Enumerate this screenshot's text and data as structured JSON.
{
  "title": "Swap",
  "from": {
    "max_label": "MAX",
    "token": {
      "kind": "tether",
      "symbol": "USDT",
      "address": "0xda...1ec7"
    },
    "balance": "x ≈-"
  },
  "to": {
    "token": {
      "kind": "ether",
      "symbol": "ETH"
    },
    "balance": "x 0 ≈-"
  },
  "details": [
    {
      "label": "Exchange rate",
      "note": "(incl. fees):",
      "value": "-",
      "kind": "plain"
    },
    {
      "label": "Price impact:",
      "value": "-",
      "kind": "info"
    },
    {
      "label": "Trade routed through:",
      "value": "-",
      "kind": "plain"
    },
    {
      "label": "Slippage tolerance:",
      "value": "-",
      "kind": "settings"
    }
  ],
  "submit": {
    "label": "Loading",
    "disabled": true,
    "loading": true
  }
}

---

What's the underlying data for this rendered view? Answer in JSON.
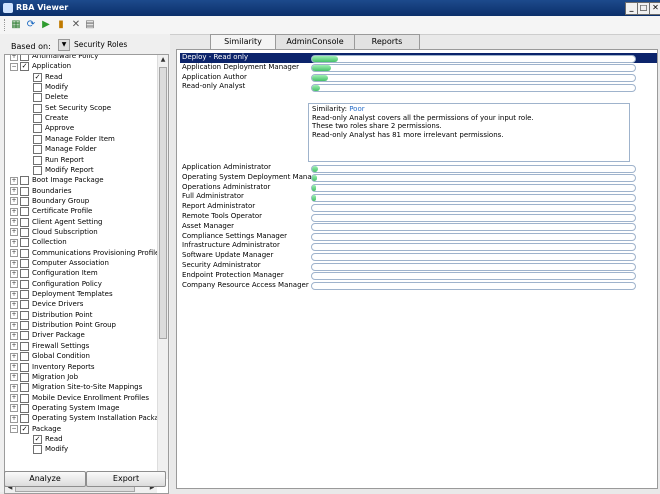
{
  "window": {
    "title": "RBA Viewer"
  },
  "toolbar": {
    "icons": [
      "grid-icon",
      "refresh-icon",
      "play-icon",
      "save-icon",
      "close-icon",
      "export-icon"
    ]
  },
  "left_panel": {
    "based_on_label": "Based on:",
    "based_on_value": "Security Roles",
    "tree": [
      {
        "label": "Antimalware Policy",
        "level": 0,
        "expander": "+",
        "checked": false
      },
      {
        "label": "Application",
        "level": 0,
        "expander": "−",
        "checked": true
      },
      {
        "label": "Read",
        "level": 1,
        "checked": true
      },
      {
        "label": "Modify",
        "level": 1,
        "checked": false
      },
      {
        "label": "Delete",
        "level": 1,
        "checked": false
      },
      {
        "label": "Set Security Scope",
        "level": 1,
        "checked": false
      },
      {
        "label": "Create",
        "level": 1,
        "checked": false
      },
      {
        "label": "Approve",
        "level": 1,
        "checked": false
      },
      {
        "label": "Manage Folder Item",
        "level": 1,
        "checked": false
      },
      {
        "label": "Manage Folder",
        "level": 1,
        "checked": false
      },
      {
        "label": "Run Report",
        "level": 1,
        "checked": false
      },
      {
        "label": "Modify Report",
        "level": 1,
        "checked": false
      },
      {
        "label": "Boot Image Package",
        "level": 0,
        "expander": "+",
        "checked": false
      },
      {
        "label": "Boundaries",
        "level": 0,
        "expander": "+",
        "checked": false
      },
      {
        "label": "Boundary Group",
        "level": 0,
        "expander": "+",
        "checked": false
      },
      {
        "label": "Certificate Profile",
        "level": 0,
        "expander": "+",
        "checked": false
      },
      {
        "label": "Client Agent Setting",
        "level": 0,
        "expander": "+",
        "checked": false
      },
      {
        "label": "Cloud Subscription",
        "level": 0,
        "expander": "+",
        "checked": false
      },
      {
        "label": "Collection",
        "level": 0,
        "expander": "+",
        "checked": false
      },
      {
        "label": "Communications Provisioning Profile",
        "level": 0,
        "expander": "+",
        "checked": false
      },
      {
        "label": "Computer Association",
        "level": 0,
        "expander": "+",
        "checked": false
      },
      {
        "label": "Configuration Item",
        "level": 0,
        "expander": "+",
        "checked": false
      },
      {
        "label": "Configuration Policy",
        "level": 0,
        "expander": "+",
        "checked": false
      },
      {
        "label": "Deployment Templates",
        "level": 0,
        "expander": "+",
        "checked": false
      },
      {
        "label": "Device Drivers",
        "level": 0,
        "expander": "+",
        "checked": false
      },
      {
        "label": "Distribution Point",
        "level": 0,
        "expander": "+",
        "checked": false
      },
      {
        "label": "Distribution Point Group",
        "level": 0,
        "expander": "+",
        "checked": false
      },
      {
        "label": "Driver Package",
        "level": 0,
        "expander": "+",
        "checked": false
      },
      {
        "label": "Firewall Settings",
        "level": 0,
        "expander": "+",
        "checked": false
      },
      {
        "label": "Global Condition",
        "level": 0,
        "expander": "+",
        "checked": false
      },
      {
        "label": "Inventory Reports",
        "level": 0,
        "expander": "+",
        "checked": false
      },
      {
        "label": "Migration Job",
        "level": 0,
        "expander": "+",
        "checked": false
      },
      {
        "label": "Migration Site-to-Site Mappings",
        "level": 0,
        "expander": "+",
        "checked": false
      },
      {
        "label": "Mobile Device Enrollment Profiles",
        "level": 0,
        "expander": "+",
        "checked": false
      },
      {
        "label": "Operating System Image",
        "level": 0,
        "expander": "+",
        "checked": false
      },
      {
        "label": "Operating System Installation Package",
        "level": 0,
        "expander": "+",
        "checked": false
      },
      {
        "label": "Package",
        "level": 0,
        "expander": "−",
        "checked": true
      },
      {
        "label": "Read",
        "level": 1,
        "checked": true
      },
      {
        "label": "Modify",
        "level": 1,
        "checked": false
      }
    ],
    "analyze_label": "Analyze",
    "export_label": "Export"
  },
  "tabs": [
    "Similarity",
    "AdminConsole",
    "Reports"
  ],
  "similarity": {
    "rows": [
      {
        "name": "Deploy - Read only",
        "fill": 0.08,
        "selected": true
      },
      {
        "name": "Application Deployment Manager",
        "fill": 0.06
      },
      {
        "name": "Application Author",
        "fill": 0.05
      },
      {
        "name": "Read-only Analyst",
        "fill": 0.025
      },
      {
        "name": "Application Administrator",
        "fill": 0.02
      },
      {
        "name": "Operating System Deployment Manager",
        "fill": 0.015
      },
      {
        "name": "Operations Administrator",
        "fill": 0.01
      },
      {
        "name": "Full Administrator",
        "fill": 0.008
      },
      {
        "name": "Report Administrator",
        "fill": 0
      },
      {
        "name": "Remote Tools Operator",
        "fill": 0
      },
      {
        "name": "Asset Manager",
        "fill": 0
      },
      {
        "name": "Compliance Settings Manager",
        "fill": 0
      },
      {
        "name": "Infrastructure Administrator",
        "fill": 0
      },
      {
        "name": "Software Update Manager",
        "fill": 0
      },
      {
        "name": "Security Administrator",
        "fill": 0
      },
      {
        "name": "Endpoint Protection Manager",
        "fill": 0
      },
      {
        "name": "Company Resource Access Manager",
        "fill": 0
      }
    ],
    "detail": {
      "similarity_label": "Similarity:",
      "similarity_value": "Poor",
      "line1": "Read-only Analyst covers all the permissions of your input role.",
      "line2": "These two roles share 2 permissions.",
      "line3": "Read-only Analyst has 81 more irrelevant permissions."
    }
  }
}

---

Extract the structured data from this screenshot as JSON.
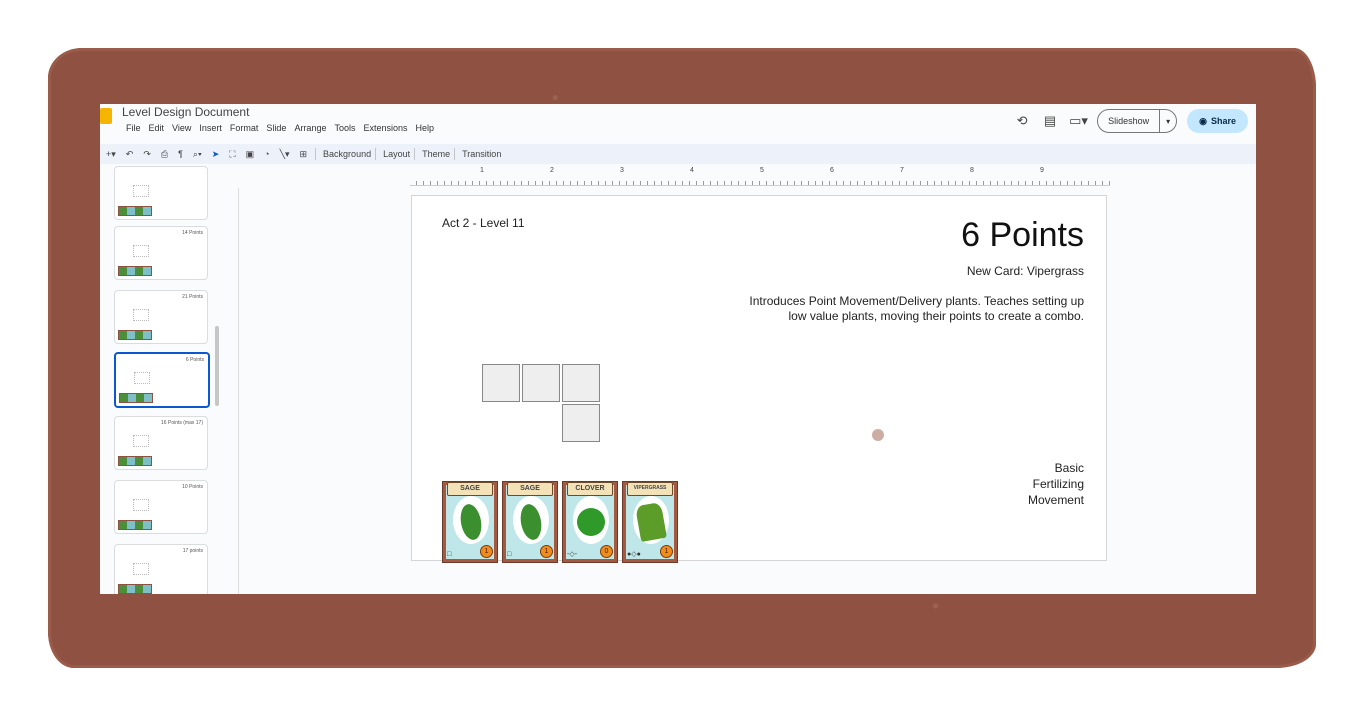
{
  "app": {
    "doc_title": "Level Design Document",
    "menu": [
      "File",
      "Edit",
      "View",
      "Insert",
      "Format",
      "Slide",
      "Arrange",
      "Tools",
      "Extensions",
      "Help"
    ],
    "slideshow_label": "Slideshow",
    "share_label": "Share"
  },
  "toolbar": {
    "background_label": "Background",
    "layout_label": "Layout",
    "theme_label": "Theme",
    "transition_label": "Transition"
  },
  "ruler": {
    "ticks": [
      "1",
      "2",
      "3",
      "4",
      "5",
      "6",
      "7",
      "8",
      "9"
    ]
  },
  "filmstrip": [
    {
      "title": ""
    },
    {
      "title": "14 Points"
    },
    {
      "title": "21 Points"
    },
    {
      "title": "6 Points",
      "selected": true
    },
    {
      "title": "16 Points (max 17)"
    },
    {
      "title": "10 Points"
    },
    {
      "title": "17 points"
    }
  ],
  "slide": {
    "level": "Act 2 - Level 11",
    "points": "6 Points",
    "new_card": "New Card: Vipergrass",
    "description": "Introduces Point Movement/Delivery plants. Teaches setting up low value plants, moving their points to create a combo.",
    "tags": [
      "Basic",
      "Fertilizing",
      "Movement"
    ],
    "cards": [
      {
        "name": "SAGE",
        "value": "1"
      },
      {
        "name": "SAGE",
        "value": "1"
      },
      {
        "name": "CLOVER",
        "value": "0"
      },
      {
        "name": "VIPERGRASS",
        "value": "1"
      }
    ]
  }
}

▸ **Your goal**
Scan the material above. Copy each line that holds the word "from".

▸ **Response to this exercise**
  "from": {
Extract the structured data from this screenshot as JSON.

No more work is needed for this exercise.